◆ EXERCISE INSTRUCTIONS: Where a line in the listing contains the string "structured", copy that line out.
--- START GIVEN DATA ---
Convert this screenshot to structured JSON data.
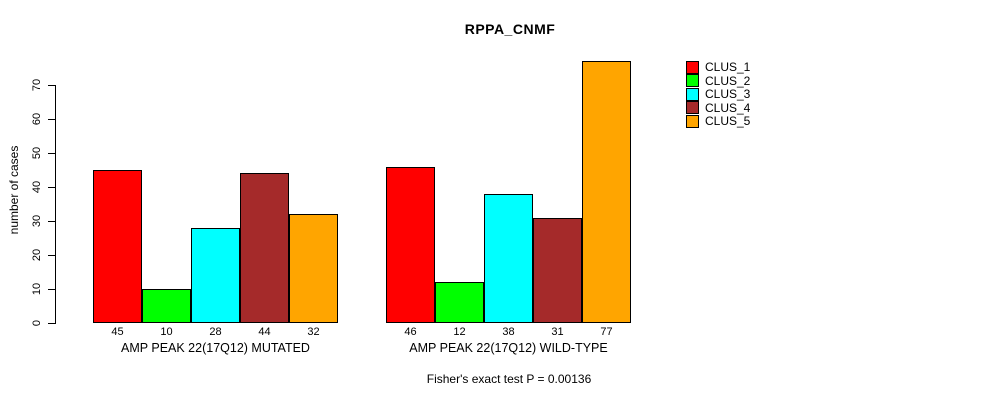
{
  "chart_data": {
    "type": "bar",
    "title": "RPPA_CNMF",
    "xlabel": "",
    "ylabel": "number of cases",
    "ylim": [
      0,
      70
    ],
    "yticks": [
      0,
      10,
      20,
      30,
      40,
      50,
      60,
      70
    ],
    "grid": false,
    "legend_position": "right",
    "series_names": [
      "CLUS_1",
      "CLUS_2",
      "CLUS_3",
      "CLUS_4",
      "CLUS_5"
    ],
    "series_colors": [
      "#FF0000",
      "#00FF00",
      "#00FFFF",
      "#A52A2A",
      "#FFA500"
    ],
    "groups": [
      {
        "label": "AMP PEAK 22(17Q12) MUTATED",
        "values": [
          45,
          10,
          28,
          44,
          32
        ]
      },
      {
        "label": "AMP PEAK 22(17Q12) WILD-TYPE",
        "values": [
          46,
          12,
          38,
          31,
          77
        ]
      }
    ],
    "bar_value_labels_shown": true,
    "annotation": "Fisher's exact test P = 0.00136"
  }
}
--- END GIVEN DATA ---
--- START GIVEN DATA ---
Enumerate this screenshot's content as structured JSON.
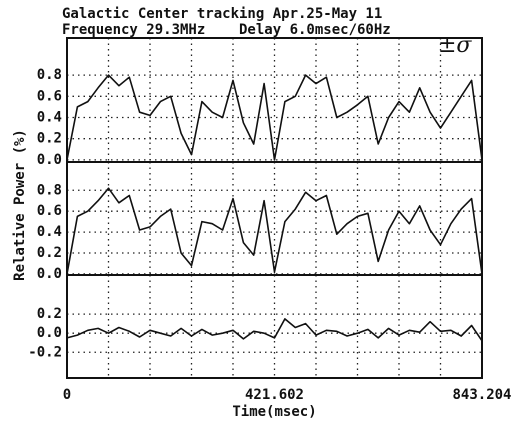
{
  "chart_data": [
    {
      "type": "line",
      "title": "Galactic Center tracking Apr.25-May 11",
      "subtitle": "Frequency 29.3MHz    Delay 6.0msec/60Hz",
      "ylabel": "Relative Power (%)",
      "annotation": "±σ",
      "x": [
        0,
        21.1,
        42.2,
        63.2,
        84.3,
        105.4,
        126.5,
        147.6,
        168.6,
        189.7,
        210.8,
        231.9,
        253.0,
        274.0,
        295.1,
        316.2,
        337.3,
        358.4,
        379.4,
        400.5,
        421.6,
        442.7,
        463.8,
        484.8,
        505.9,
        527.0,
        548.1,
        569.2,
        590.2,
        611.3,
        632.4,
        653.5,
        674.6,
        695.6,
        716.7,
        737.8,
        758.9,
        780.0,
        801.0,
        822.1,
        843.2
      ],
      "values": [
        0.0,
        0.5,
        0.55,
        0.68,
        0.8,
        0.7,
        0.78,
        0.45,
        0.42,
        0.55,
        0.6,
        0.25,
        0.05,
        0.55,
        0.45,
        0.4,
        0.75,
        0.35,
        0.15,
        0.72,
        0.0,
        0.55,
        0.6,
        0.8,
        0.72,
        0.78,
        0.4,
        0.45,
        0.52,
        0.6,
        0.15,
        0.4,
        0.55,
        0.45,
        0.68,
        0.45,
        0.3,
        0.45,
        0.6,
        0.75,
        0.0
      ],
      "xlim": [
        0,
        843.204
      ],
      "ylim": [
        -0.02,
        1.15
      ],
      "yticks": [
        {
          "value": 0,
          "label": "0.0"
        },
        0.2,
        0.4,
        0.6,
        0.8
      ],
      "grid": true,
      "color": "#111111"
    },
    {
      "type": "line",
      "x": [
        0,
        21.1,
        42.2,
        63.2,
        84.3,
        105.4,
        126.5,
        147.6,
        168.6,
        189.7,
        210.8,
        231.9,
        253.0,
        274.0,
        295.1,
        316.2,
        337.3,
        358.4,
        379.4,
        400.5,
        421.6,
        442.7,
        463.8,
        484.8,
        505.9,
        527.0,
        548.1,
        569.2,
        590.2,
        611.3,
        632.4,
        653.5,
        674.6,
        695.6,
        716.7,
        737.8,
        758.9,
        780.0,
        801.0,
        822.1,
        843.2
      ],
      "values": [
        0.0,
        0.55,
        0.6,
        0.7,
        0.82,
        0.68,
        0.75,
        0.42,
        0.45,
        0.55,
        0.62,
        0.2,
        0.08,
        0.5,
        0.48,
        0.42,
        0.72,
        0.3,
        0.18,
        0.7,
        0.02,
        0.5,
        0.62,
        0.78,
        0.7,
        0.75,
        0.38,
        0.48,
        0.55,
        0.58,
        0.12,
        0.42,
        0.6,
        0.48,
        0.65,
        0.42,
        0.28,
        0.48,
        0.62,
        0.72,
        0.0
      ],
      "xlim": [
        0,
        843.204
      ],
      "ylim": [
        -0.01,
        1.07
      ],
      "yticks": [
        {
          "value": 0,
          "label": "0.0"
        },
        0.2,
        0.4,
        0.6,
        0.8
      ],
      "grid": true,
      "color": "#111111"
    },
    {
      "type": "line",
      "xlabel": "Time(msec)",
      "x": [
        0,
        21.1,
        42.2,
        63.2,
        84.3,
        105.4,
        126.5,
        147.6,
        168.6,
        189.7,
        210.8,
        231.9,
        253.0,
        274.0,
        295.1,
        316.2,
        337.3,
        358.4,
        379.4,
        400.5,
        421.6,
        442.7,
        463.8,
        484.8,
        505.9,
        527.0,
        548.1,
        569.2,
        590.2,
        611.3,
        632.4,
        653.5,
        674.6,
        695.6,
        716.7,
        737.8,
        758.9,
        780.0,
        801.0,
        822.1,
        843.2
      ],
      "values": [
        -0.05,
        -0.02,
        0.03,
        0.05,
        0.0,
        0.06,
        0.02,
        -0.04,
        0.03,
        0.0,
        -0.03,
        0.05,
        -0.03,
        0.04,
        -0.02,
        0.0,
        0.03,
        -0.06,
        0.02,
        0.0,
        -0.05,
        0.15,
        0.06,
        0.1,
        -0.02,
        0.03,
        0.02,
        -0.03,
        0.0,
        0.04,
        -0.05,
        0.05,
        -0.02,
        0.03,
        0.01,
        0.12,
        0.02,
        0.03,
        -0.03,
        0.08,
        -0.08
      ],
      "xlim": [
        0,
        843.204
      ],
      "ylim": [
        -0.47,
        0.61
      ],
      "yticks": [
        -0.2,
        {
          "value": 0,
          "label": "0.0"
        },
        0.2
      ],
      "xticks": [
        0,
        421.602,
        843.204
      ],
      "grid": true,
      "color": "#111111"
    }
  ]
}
--- END GIVEN DATA ---
--- START GIVEN DATA ---
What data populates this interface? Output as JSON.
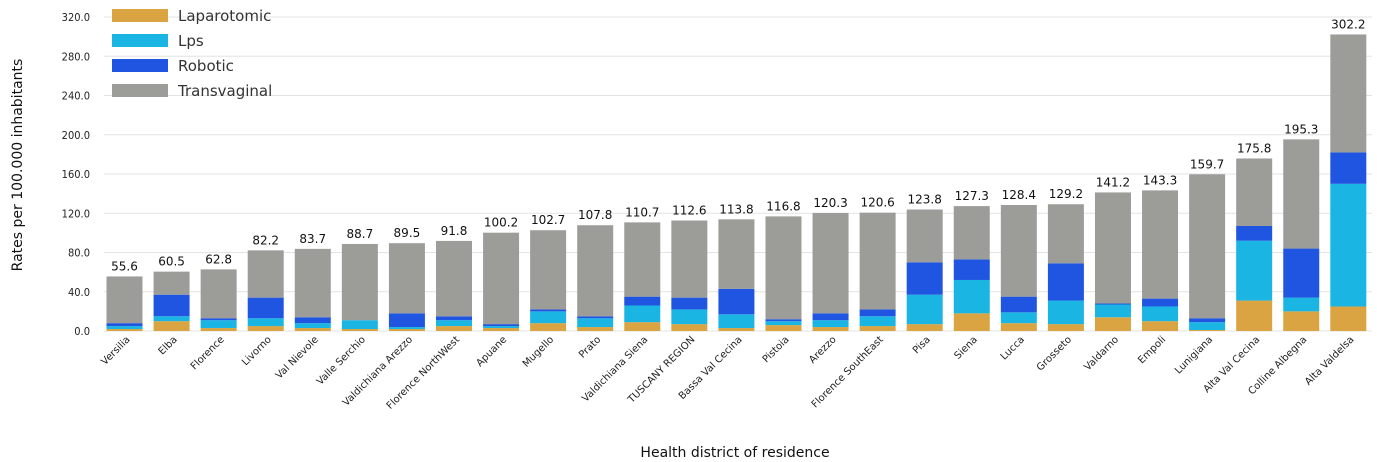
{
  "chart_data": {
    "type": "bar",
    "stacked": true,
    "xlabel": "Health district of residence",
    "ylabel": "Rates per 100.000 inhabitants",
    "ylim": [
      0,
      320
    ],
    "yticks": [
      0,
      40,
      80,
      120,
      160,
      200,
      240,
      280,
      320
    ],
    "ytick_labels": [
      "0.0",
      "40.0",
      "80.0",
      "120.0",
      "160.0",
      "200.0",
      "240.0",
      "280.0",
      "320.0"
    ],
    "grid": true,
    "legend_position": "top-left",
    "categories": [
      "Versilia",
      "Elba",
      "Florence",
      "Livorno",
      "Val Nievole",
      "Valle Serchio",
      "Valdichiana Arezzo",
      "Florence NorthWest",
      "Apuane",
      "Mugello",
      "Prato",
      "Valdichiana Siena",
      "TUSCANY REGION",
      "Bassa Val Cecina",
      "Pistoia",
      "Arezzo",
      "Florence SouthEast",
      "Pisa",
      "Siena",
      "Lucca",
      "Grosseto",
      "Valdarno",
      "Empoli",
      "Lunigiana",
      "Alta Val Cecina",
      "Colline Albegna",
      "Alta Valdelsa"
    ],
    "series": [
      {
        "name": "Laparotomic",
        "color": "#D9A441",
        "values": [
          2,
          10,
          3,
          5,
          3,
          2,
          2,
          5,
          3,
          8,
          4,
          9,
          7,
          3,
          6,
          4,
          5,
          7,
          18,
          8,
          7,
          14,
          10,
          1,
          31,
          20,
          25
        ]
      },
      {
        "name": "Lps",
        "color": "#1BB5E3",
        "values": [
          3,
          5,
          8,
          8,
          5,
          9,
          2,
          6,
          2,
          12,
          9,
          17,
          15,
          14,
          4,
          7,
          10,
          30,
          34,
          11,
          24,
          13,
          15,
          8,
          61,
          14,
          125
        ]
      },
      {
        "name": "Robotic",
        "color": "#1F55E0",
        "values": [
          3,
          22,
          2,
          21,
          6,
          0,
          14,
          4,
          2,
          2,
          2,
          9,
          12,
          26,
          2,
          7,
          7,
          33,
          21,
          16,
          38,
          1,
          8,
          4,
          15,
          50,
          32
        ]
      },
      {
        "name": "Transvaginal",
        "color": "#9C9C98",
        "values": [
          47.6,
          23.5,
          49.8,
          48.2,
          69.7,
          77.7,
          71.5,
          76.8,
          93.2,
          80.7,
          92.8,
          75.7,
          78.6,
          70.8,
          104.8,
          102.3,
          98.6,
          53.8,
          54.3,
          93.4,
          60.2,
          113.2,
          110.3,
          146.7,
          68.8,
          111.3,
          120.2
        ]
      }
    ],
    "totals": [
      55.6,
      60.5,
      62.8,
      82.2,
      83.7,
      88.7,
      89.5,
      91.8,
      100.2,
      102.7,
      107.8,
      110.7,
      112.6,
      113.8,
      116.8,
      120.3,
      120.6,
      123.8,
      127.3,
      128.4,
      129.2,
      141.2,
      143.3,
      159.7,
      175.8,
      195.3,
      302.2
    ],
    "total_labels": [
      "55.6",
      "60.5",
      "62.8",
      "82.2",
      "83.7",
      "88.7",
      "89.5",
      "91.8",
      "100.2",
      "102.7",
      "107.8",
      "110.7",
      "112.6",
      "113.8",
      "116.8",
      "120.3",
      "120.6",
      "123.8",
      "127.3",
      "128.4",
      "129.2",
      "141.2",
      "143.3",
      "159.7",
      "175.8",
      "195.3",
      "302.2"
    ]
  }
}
--- END GIVEN DATA ---
◆ TASK RESPONSE:
Convert this screenshot to structured JSON data.
Enumerate this screenshot's content as structured JSON.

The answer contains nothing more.